Required work — Copy all lines that contain the word "через".

Provided material —
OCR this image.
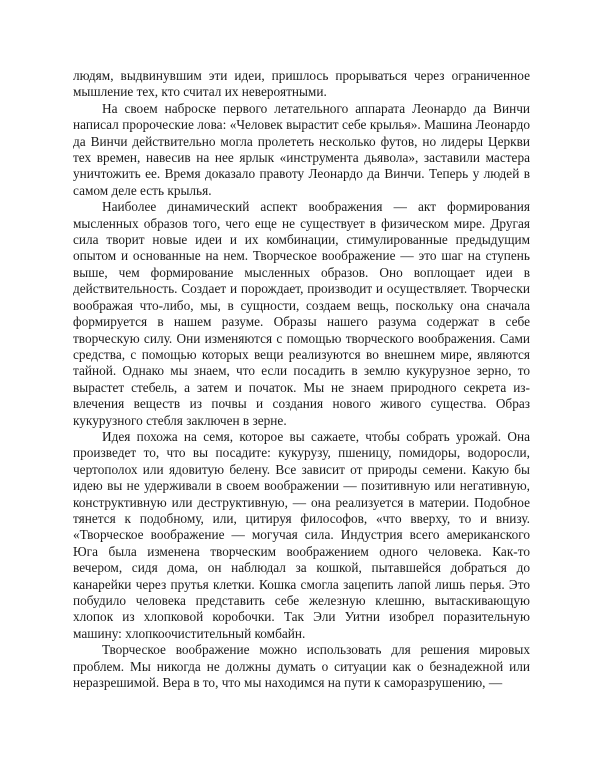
людям, выдвинувшим эти идеи, пришлось прорываться через ограниченное мышление тех, кто считал их невероятными.

На своем наброске первого летательного аппарата Леонардо да Винчи написал пророческие лова: «Человек вырастит себе крылья». Машина Леонардо да Винчи действительно могла пролететь несколько футов, но лидеры Церкви тех времен, навесив на нее ярлык «инструмента дьявола», заставили мастера уничтожить ее. Время доказало правоту Леонардо да Винчи. Теперь у людей в самом деле есть крылья.

Наиболее динамический аспект воображения — акт формирования мысленных образов того, чего еще не существует в физическом мире. Другая сила творит новые идеи и их комбинации, стимулированные предыдущим опытом и основанные на нем. Творческое воображение — это шаг на ступень выше, чем формирование мысленных образов. Оно воплощает идеи в действительность. Создает и порождает, производит и осуществляет. Творчески воображая что-либо, мы, в сущности, создаем вещь, поскольку она сначала формируется в нашем разуме. Образы нашего разума содержат в себе творческую силу. Они изменяются с помощью творческого воображения. Сами средства, с помощью которых вещи реализуются во внешнем мире, являются тайной. Однако мы знаем, что если посадить в землю кукурузное зерно, то вырастет стебель, а затем и початок. Мы не знаем природного секрета из-влечения веществ из почвы и создания нового живого существа. Образ кукурузного стебля заключен в зерне.

Идея похожа на семя, которое вы сажаете, чтобы собрать урожай. Она произведет то, что вы посадите: кукурузу, пшеницу, помидоры, водоросли, чертополох или ядовитую белену. Все зависит от природы семени. Какую бы идею вы не удерживали в своем воображении — позитивную или негативную, конструктивную или деструктивную, — она реализуется в материи. Подобное тянется к подобному, или, цитируя философов, «что вверху, то и внизу. «Творческое воображение — могучая сила. Индустрия всего американского Юга была изменена творческим воображением одного человека. Как-то вечером, сидя дома, он наблюдал за кошкой, пытавшейся добраться до канарейки через прутья клетки. Кошка смогла зацепить лапой лишь перья. Это побудило человека представить себе железную клешню, вытаскивающую хлопок из хлопковой коробочки. Так Эли Уитни изобрел поразительную машину: хлопкоочистительный комбайн.

Творческое воображение можно использовать для решения мировых проблем. Мы никогда не должны думать о ситуации как о безнадежной или неразрешимой. Вера в то, что мы находимся на пути к саморазрушению, —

Exercise result —
людям, выдвинувшим эти идеи, пришлось прорываться через ограниченное мышление тех, кто считал их невероятными.
Идея похожа на семя, которое вы сажаете, чтобы собрать урожай. Она произведет то, что вы посадите: кукурузу, пшеницу, помидоры, водоросли, чертополох или ядовитую белену. Все зависит от природы семени. Какую бы идею вы не удерживали в своем воображении — позитивную или негативную, конструктивную или деструктивную, — она реализуется в материи. Подобное тянется к подобному, или, цитируя философов, «что вверху, то и внизу. «Творческое воображение — могучая сила. Индустрия всего американского Юга была изменена творческим воображением одного человека. Как-то вечером, сидя дома, он наблюдал за кошкой, пытавшейся добраться до канарейки через прутья клетки. Кошка смогла зацепить лапой лишь перья. Это побудило человека представить себе железную клешню, вытаскивающую хлопок из хлопковой коробочки. Так Эли Уитни изобрел поразительную машину: хлопкоочистительный комбайн.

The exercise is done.